**Work required**
Keep only the lines where "Step" appears.

# Start of Data for this task

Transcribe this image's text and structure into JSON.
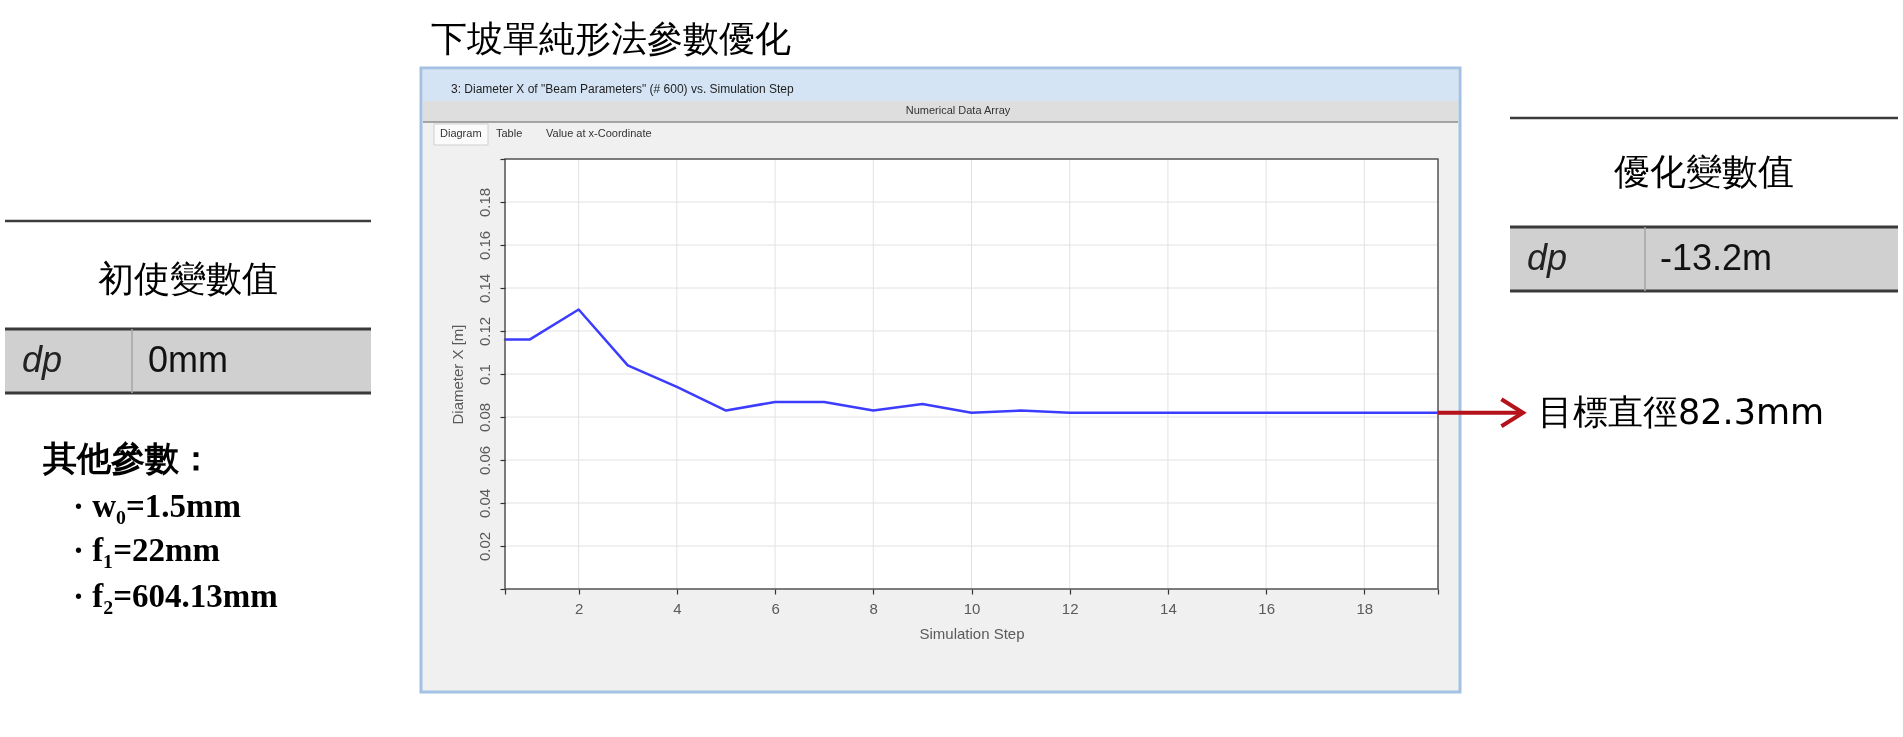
{
  "chart_data": [
    {
      "type": "other",
      "title": "初使變數值",
      "annotations": [
        "dp",
        "0mm",
        "其他參數：",
        "· w₀=1.5mm",
        "· f₁=22mm",
        "· f₂=604.13mm"
      ]
    },
    {
      "type": "line",
      "title": "下坡單純形法參數優化",
      "xlabel": "Simulation Step",
      "ylabel": "Diameter X [m]",
      "annotations": [
        "3: Diameter X of \"Beam Parameters\" (# 600) vs. Simulation Step",
        "Numerical Data Array",
        "Diagram",
        "Table",
        "Value at x-Coordinate",
        {
          "text": "目標直徑82.3mm",
          "x": 19.5,
          "y": 0.082
        }
      ],
      "x": [
        0.5,
        1,
        2,
        3,
        4,
        5,
        6,
        7,
        8,
        9,
        10,
        11,
        12,
        13,
        14,
        15,
        16,
        17,
        18,
        19,
        19.5
      ],
      "series": [
        {
          "color": "#3c3cff",
          "values": [
            0.116,
            0.116,
            0.13,
            0.104,
            0.094,
            0.083,
            0.087,
            0.087,
            0.083,
            0.086,
            0.082,
            0.083,
            0.082,
            0.082,
            0.082,
            0.082,
            0.082,
            0.082,
            0.082,
            0.082,
            0.082
          ]
        }
      ],
      "xlim": [
        0.5,
        19.5
      ],
      "ylim": [
        0,
        0.2
      ],
      "xticks": [
        {
          "value": 0.5,
          "label": null
        },
        2,
        4,
        6,
        8,
        10,
        12,
        14,
        16,
        18,
        {
          "value": 19.5,
          "label": null
        }
      ],
      "yticks": [
        {
          "value": 0,
          "label": null
        },
        0.02,
        0.04,
        0.06,
        0.08,
        0.1,
        0.12,
        0.14,
        0.16,
        0.18,
        {
          "value": 0.2,
          "label": null
        }
      ],
      "grid": true
    },
    {
      "type": "other",
      "title": "優化變數值",
      "annotations": [
        "dp",
        "-13.2m"
      ]
    }
  ]
}
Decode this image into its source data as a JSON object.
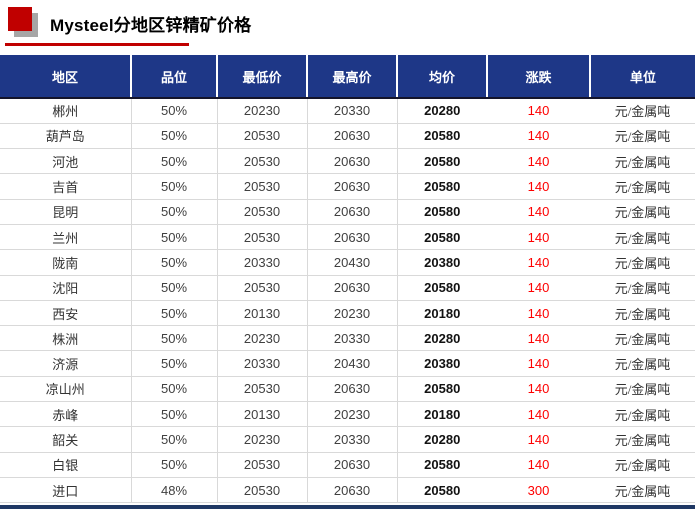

# End of Data for this task

**Response to the task**
      "xlabel": "Simulation Step",
        "3: Diameter X of \"Beam Parameters\" (# 600) vs. Simulation Step",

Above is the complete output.